- SET PROBLEM A
Output the section of the Ramsgate text starting at "I would also" and ending at "interesting to do.".
- SET PROBLEM B
List every attraction the Ramsgate text names as part of a day out for a family.
- SET PROBLEM C
Condense the paragraph of the Ramsgate text beginning "I think in the first instance" into a short bulleted list that keeps its main facts.

___ PROVIDED TEXT ___

Do we have sufficient attractions to entertain a family for a day? Put them all together, the tunnels tour, maritime museum, steam tug, remaining shops, cafes, I would guess if it’s a wet day, just about.

Of course when the weather is good, seaside towns are good places to be.

So what would I do?

I think in the first instance I would look towards protecting the sand repairing the groynes particularly on the sands side of the east pier, which went a long way towards stopping the main sands being swept away in the winter storms. The artificial beach, western under cliff groynes.

I would also get a proper flood risk assessment of the Pleasurama site, something that I think would probably mean that it wasn’t worth land banking it anymore.

I think I would give up on the port side of the harbour completely, looking at finding a way to make the Port Ramsgate site much more leisure orientated.

Perhaps were the council to put the money it spends on Port Ramsgate into leisure based Ramsgate projects we could at least have something interesting to do.

___ GIVEN RECORDS ___

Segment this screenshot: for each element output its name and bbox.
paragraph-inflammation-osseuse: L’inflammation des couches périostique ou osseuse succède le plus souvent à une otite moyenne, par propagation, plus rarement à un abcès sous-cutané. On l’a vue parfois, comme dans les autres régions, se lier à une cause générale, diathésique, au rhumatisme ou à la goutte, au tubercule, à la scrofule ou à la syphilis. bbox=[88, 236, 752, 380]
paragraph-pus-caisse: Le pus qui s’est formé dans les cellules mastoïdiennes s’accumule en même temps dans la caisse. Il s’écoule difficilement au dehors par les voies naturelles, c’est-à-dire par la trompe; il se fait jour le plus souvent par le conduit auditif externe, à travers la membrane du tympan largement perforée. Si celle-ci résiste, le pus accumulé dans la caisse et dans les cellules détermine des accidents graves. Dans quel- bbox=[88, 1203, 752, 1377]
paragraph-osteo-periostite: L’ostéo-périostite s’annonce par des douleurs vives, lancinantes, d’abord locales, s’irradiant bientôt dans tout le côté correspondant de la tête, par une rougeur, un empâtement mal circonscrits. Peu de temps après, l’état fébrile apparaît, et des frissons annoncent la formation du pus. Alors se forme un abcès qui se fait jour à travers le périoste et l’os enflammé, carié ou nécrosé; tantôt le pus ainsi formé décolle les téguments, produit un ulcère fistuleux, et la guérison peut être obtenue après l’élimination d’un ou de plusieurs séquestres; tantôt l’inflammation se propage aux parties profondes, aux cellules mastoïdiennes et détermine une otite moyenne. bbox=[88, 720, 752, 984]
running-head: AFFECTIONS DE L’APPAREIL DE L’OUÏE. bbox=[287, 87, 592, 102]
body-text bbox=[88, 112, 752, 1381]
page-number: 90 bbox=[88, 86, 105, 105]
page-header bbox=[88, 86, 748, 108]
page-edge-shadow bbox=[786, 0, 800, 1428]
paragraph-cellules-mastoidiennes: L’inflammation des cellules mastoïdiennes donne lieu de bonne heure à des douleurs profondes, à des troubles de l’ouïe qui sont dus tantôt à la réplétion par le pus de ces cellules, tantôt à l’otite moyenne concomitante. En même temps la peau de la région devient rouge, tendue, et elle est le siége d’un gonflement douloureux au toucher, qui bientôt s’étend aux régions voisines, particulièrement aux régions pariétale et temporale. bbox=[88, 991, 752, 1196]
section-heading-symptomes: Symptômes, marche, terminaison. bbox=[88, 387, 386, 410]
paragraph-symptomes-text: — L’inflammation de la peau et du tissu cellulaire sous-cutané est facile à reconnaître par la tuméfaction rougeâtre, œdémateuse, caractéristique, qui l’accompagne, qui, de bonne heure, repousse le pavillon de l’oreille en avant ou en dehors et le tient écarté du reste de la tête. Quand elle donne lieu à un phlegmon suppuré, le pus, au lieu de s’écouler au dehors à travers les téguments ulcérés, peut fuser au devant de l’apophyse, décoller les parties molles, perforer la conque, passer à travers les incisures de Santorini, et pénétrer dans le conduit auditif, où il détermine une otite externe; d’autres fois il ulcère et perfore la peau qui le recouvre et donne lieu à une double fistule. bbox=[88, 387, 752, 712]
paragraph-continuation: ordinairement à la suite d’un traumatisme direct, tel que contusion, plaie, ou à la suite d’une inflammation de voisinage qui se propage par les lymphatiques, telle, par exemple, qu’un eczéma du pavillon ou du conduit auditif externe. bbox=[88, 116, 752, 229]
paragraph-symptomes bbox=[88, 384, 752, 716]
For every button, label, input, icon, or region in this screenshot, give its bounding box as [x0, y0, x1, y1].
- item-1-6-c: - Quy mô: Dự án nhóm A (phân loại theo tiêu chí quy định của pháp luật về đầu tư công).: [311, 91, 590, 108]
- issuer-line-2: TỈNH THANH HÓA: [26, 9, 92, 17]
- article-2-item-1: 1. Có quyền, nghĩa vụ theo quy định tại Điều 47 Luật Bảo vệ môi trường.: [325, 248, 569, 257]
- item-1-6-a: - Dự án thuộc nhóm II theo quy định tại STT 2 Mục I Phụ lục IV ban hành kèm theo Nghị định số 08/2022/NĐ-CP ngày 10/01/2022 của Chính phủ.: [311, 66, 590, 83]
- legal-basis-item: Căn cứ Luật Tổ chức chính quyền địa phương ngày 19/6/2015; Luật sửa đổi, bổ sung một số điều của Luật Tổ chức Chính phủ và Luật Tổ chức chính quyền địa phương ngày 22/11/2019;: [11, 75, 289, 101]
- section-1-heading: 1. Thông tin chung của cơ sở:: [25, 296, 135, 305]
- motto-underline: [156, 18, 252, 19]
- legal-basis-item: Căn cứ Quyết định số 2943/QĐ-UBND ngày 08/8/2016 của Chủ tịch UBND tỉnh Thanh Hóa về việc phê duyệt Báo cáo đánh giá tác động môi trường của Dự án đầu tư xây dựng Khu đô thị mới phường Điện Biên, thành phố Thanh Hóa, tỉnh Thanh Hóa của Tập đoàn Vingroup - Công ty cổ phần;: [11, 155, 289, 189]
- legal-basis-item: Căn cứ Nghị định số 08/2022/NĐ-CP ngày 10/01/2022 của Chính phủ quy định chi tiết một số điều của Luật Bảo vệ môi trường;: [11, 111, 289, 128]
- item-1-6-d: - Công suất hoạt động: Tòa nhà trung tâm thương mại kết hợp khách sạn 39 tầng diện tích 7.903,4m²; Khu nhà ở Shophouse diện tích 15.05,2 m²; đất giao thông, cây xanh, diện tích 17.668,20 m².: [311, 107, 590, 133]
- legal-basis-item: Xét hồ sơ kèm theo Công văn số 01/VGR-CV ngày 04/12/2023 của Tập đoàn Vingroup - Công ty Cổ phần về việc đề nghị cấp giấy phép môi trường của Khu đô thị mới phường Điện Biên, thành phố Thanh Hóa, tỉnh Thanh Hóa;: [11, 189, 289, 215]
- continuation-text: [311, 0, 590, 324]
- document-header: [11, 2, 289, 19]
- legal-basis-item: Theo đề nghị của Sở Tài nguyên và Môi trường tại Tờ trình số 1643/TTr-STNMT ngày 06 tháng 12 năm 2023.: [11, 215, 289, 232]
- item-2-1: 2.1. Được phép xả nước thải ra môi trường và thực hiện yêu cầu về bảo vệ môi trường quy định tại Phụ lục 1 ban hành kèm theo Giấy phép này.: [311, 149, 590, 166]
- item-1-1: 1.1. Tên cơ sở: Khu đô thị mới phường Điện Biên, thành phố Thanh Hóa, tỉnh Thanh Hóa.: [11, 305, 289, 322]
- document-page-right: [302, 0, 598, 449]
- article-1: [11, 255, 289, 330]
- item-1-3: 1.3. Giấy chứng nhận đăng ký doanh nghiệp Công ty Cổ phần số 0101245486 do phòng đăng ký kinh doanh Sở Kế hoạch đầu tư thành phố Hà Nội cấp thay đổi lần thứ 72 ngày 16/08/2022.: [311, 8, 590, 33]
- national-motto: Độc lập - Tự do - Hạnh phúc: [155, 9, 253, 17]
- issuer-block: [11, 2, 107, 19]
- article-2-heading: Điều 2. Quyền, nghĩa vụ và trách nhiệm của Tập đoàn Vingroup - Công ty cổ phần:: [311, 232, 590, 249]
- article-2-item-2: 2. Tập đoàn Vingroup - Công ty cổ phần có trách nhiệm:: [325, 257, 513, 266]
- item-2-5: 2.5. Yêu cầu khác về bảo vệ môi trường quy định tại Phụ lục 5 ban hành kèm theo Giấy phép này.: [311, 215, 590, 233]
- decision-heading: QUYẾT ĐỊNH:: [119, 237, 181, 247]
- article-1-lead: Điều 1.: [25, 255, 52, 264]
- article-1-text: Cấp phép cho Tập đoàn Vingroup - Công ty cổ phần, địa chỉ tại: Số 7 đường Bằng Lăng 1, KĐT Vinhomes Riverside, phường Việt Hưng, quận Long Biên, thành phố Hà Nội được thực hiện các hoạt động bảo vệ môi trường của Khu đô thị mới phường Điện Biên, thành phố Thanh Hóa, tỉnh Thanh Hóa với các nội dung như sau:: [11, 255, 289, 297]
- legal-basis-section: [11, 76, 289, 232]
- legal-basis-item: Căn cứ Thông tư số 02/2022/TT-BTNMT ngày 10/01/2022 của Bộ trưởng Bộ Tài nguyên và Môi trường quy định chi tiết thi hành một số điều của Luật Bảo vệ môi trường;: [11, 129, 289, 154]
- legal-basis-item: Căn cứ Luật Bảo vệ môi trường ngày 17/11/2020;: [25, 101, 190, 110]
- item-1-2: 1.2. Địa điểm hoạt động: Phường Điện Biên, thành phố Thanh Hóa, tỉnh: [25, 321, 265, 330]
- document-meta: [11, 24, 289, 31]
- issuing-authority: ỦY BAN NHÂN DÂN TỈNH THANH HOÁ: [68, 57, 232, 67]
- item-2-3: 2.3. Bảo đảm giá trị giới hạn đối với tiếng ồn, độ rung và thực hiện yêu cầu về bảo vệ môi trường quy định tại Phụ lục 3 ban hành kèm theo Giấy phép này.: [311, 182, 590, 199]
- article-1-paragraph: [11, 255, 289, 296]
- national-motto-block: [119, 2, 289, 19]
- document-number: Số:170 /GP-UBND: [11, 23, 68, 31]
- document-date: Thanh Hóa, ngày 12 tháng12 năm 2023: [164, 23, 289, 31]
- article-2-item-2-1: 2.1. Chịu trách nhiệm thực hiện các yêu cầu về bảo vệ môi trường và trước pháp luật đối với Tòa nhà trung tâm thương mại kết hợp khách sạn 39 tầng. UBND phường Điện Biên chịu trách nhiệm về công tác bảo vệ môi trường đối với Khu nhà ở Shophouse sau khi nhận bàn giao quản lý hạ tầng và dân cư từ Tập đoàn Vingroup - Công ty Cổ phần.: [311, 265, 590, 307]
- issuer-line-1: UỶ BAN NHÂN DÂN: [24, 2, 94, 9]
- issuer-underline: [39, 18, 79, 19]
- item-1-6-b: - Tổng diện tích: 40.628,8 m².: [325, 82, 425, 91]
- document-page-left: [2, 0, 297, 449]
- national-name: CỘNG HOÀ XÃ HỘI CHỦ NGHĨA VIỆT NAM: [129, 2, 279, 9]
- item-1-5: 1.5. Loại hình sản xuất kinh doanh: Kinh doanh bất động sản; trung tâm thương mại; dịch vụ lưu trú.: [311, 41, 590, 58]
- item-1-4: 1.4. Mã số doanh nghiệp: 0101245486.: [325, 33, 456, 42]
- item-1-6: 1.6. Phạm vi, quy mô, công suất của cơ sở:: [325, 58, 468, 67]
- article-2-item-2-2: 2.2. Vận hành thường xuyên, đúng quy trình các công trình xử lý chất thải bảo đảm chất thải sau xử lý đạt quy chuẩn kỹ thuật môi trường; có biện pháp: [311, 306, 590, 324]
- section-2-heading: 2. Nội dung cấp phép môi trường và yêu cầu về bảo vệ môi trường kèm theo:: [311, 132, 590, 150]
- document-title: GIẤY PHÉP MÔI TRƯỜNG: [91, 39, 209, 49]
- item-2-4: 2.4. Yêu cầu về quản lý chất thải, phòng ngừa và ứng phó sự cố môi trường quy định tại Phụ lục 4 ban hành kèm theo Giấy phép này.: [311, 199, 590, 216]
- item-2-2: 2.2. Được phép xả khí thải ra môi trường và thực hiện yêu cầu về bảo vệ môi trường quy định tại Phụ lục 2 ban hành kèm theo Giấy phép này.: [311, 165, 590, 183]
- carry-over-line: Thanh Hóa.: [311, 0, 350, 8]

___

- CORRECT RESULT A
I would also get a proper flood risk assessment of the Pleasurama site, something that I think would probably mean that it wasn’t worth land banking it anymore.

I think I would give up on the port side of the harbour completely, looking at finding a way to make the Port Ramsgate site much more leisure orientated.

Perhaps were the council to put the money it spends on Port Ramsgate into leisure based Ramsgate projects we could at least have something interesting to do.

- CORRECT RESULT B
- Tunnels tour
- Maritime museum
- Steam tug
- Remaining shops
- Cafes

- CORRECT RESULT C
- First priority: protect the sand by repairing the groynes.
- Focus especially on the sands side of the east pier, where the groynes went a long way toward stopping the main sands from being swept away in winter storms.
- Also named: the artificial beach and the western under cliff groynes.